TASK BRIEF: Can you transcribe every line exactly and leave the pictures behind?

EXCERPTED RECORDS:
******

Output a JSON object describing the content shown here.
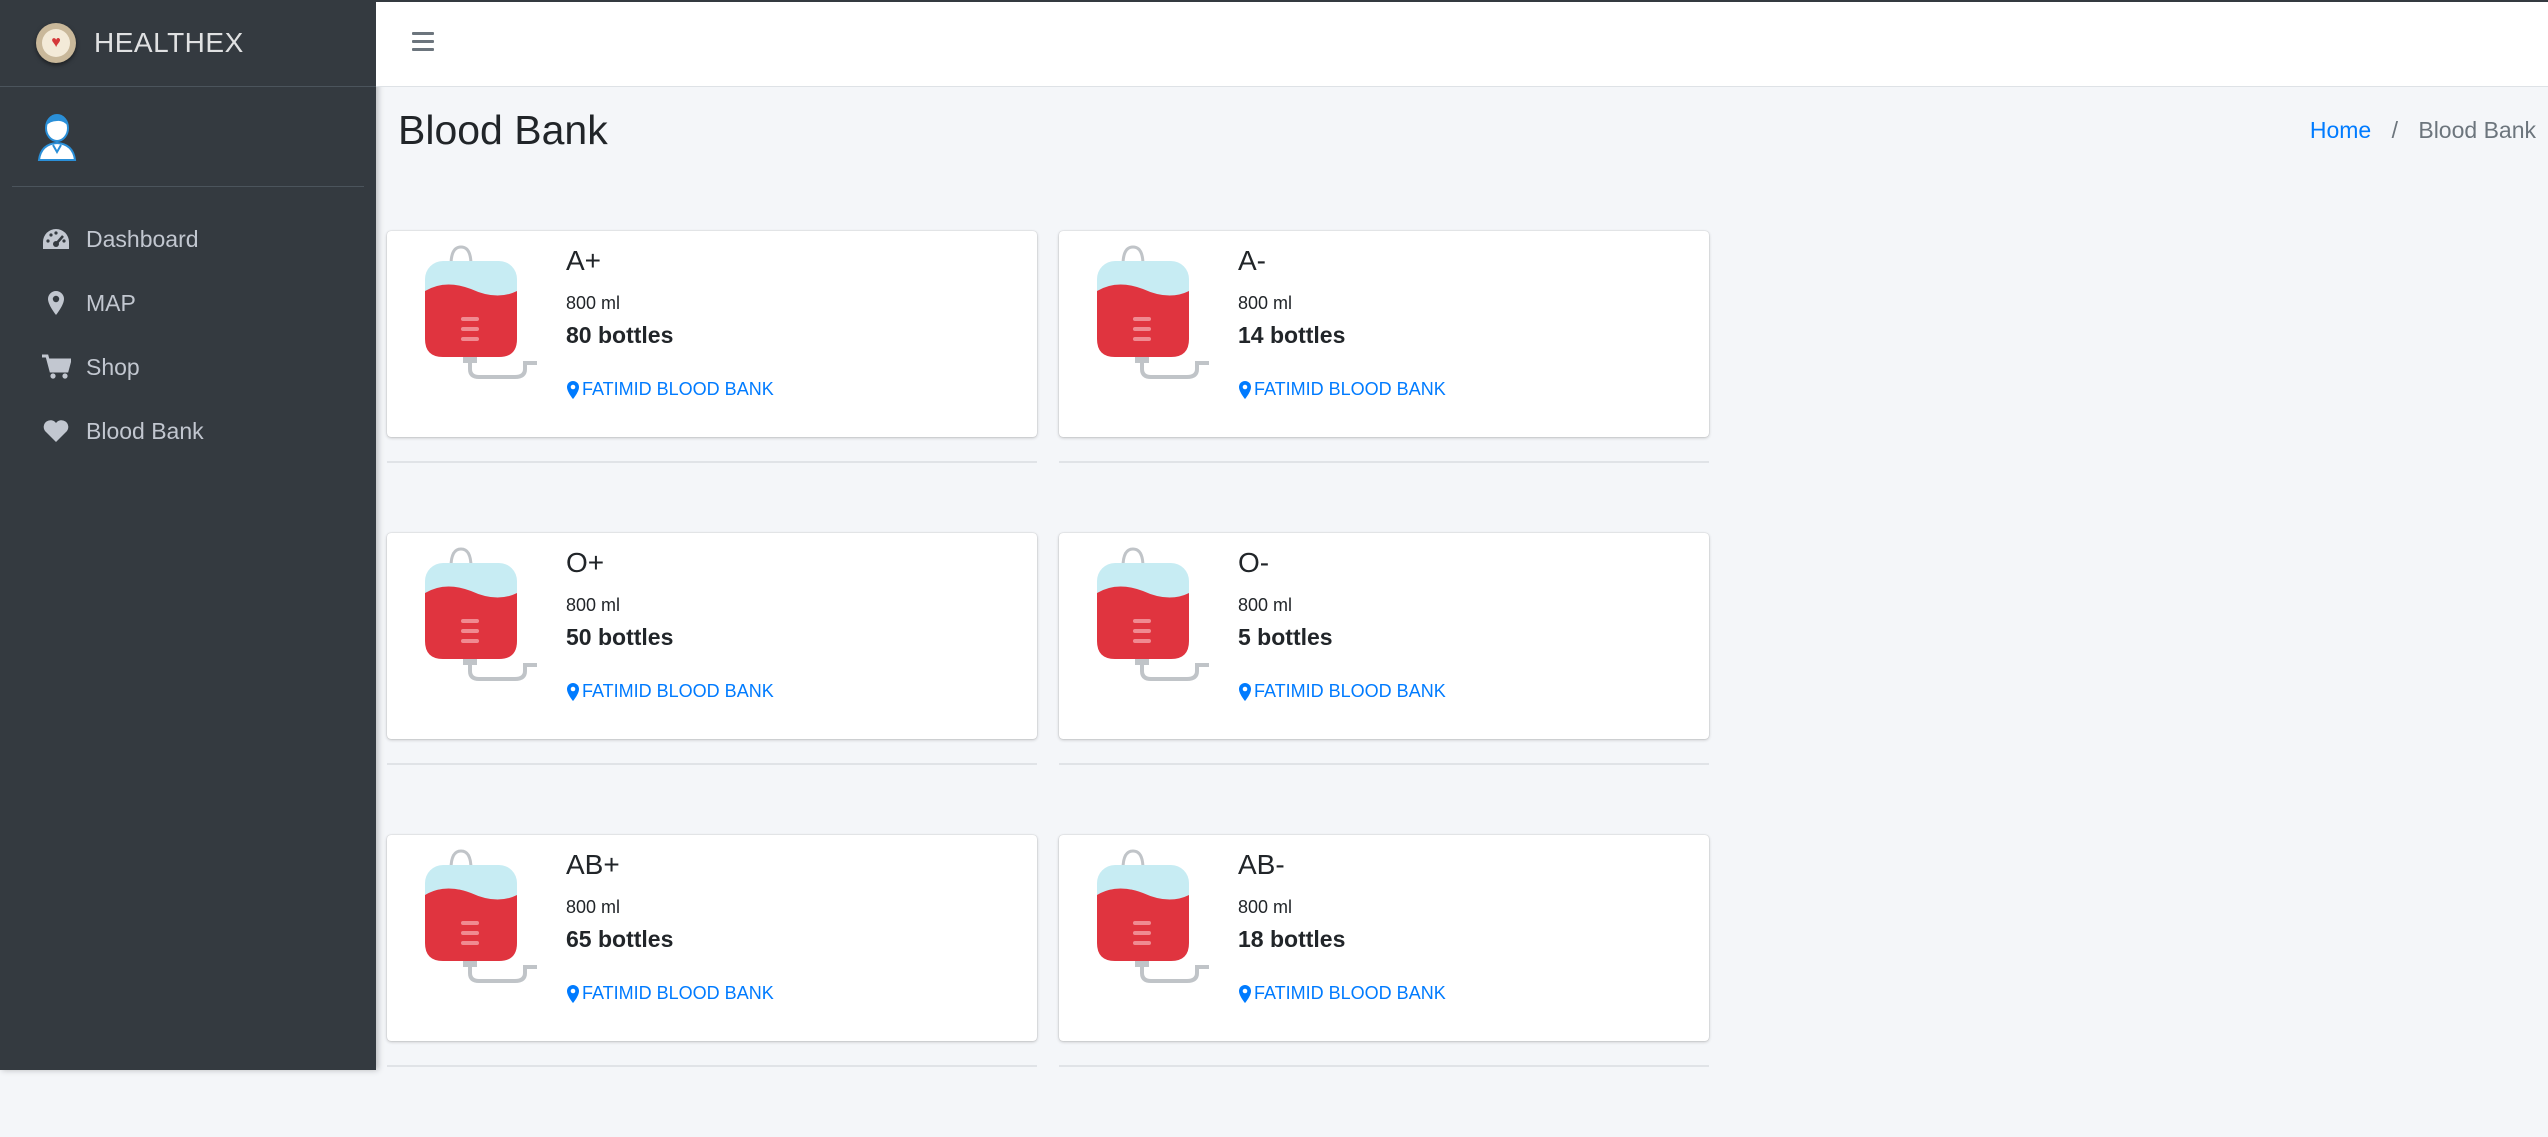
{
  "brand": {
    "name": "HEALTHEX"
  },
  "sidebar": {
    "items": [
      {
        "label": "Dashboard",
        "icon": "tachometer-icon"
      },
      {
        "label": "MAP",
        "icon": "map-marker-icon"
      },
      {
        "label": "Shop",
        "icon": "cart-icon"
      },
      {
        "label": "Blood Bank",
        "icon": "heart-icon"
      }
    ]
  },
  "header": {
    "title": "Blood Bank",
    "breadcrumb": {
      "home": "Home",
      "separator": "/",
      "current": "Blood Bank"
    }
  },
  "cards": [
    {
      "type": "A+",
      "volume": "800 ml",
      "bottles": "80 bottles",
      "location": "FATIMID BLOOD BANK"
    },
    {
      "type": "A-",
      "volume": "800 ml",
      "bottles": "14 bottles",
      "location": "FATIMID BLOOD BANK"
    },
    {
      "type": "O+",
      "volume": "800 ml",
      "bottles": "50 bottles",
      "location": "FATIMID BLOOD BANK"
    },
    {
      "type": "O-",
      "volume": "800 ml",
      "bottles": "5 bottles",
      "location": "FATIMID BLOOD BANK"
    },
    {
      "type": "AB+",
      "volume": "800 ml",
      "bottles": "65 bottles",
      "location": "FATIMID BLOOD BANK"
    },
    {
      "type": "AB-",
      "volume": "800 ml",
      "bottles": "18 bottles",
      "location": "FATIMID BLOOD BANK"
    }
  ],
  "colors": {
    "sidebar_bg": "#343a40",
    "link": "#007bff",
    "blood": "#e0343f",
    "bag_top": "#c7ecf3"
  }
}
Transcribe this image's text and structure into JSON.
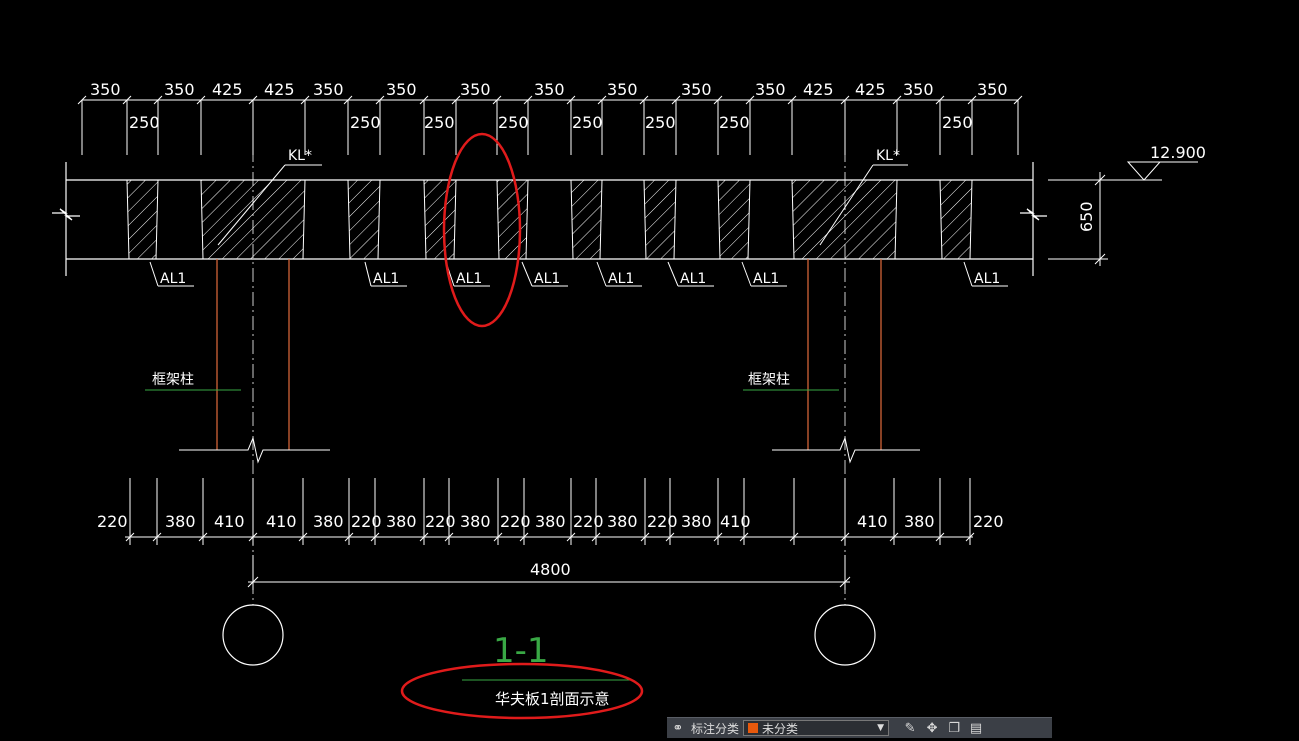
{
  "drawing": {
    "top_dims_row1": [
      "350",
      "350",
      "425",
      "425",
      "350",
      "350",
      "350",
      "350",
      "350",
      "350",
      "350",
      "425",
      "425",
      "350",
      "350"
    ],
    "top_dims_row2": [
      "250",
      "250",
      "250",
      "250",
      "250",
      "250",
      "250",
      "250"
    ],
    "beam_labels": [
      "KL*",
      "KL*"
    ],
    "elevation": "12.900",
    "height_dim": "650",
    "al_labels": [
      "AL1",
      "AL1",
      "AL1",
      "AL1",
      "AL1",
      "AL1",
      "AL1",
      "AL1"
    ],
    "column_labels": [
      "框架柱",
      "框架柱"
    ],
    "bottom_dims": [
      "220",
      "380",
      "410",
      "410",
      "380",
      "220",
      "380",
      "220",
      "380",
      "220",
      "380",
      "220",
      "380",
      "220",
      "380",
      "410",
      "410",
      "380",
      "220"
    ],
    "overall_dim": "4800",
    "section_mark": "1-1",
    "section_title": "华夫板1剖面示意"
  },
  "toolbar": {
    "label": "标注分类",
    "select_value": "未分类",
    "swatch_color": "#e8590c",
    "icons": [
      "link-icon",
      "edit-icon",
      "move-icon",
      "copy-icon",
      "paste-icon"
    ]
  },
  "colors": {
    "background": "#000000",
    "lines": "#ffffff",
    "columns": "#e36c3c",
    "leader": "#39a845",
    "highlight": "#e01b1b"
  }
}
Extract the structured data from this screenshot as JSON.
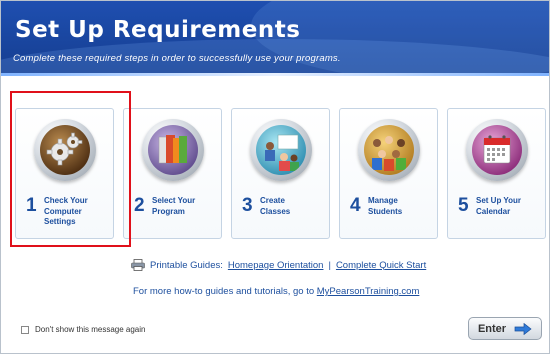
{
  "header": {
    "title": "Set Up Requirements",
    "subtitle": "Complete these required steps in order to successfully use your programs."
  },
  "steps": [
    {
      "number": "1",
      "label": "Check Your\nComputer\nSettings",
      "icon": "gears-icon"
    },
    {
      "number": "2",
      "label": "Select Your\nProgram",
      "icon": "books-icon"
    },
    {
      "number": "3",
      "label": "Create\nClasses",
      "icon": "classroom-icon"
    },
    {
      "number": "4",
      "label": "Manage\nStudents",
      "icon": "students-group-icon"
    },
    {
      "number": "5",
      "label": "Set Up Your\nCalendar",
      "icon": "calendar-icon"
    }
  ],
  "guides": {
    "label": "Printable Guides:",
    "homepage_link": "Homepage Orientation",
    "separator": "|",
    "quickstart_link": "Complete Quick Start"
  },
  "training": {
    "text": "For more how-to guides and tutorials, go to ",
    "link": "MyPearsonTraining.com"
  },
  "footer": {
    "dont_show": "Don't show this message again",
    "enter_label": "Enter"
  },
  "colors": {
    "header_blue": "#1a47a2",
    "link_blue": "#1d4f9e",
    "highlight_red": "#e0101a"
  }
}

******

FINAL ANSWER:
Output a JSON object describing the content shown here.
{
  "brand": {
    "name": "HEALTHEX"
  },
  "sidebar": {
    "items": [
      {
        "label": "Dashboard",
        "icon": "tachometer-icon"
      },
      {
        "label": "MAP",
        "icon": "map-marker-icon"
      },
      {
        "label": "Shop",
        "icon": "cart-icon"
      },
      {
        "label": "Blood Bank",
        "icon": "heart-icon"
      }
    ]
  },
  "header": {
    "title": "Blood Bank",
    "breadcrumb": {
      "home": "Home",
      "separator": "/",
      "current": "Blood Bank"
    }
  },
  "cards": [
    {
      "type": "A+",
      "volume": "800 ml",
      "bottles": "80 bottles",
      "location": "FATIMID BLOOD BANK"
    },
    {
      "type": "A-",
      "volume": "800 ml",
      "bottles": "14 bottles",
      "location": "FATIMID BLOOD BANK"
    },
    {
      "type": "O+",
      "volume": "800 ml",
      "bottles": "50 bottles",
      "location": "FATIMID BLOOD BANK"
    },
    {
      "type": "O-",
      "volume": "800 ml",
      "bottles": "5 bottles",
      "location": "FATIMID BLOOD BANK"
    },
    {
      "type": "AB+",
      "volume": "800 ml",
      "bottles": "65 bottles",
      "location": "FATIMID BLOOD BANK"
    },
    {
      "type": "AB-",
      "volume": "800 ml",
      "bottles": "18 bottles",
      "location": "FATIMID BLOOD BANK"
    }
  ],
  "colors": {
    "sidebar_bg": "#343a40",
    "link": "#007bff",
    "blood": "#e0343f",
    "bag_top": "#c7ecf3"
  }
}
Transcribe this image's text and structure into JSON.
{
  "drawing": {
    "top_dims_row1": [
      "350",
      "350",
      "425",
      "425",
      "350",
      "350",
      "350",
      "350",
      "350",
      "350",
      "350",
      "425",
      "425",
      "350",
      "350"
    ],
    "top_dims_row2": [
      "250",
      "250",
      "250",
      "250",
      "250",
      "250",
      "250",
      "250"
    ],
    "beam_labels": [
      "KL*",
      "KL*"
    ],
    "elevation": "12.900",
    "height_dim": "650",
    "al_labels": [
      "AL1",
      "AL1",
      "AL1",
      "AL1",
      "AL1",
      "AL1",
      "AL1",
      "AL1"
    ],
    "column_labels": [
      "框架柱",
      "框架柱"
    ],
    "bottom_dims": [
      "220",
      "380",
      "410",
      "410",
      "380",
      "220",
      "380",
      "220",
      "380",
      "220",
      "380",
      "220",
      "380",
      "220",
      "380",
      "410",
      "410",
      "380",
      "220"
    ],
    "overall_dim": "4800",
    "section_mark": "1-1",
    "section_title": "华夫板1剖面示意"
  },
  "toolbar": {
    "label": "标注分类",
    "select_value": "未分类",
    "swatch_color": "#e8590c",
    "icons": [
      "link-icon",
      "edit-icon",
      "move-icon",
      "copy-icon",
      "paste-icon"
    ]
  },
  "colors": {
    "background": "#000000",
    "lines": "#ffffff",
    "columns": "#e36c3c",
    "leader": "#39a845",
    "highlight": "#e01b1b"
  }
}
Extract the structured data from this screenshot as JSON.
{
  "header": {
    "title": "Set Up Requirements",
    "subtitle": "Complete these required steps in order to successfully use your programs."
  },
  "steps": [
    {
      "number": "1",
      "label": "Check Your\nComputer\nSettings",
      "icon": "gears-icon"
    },
    {
      "number": "2",
      "label": "Select Your\nProgram",
      "icon": "books-icon"
    },
    {
      "number": "3",
      "label": "Create\nClasses",
      "icon": "classroom-icon"
    },
    {
      "number": "4",
      "label": "Manage\nStudents",
      "icon": "students-group-icon"
    },
    {
      "number": "5",
      "label": "Set Up Your\nCalendar",
      "icon": "calendar-icon"
    }
  ],
  "guides": {
    "label": "Printable Guides:",
    "homepage_link": "Homepage Orientation",
    "separator": "|",
    "quickstart_link": "Complete Quick Start"
  },
  "training": {
    "text": "For more how-to guides and tutorials, go to ",
    "link": "MyPearsonTraining.com"
  },
  "footer": {
    "dont_show": "Don't show this message again",
    "enter_label": "Enter"
  },
  "colors": {
    "header_blue": "#1a47a2",
    "link_blue": "#1d4f9e",
    "highlight_red": "#e0101a"
  }
}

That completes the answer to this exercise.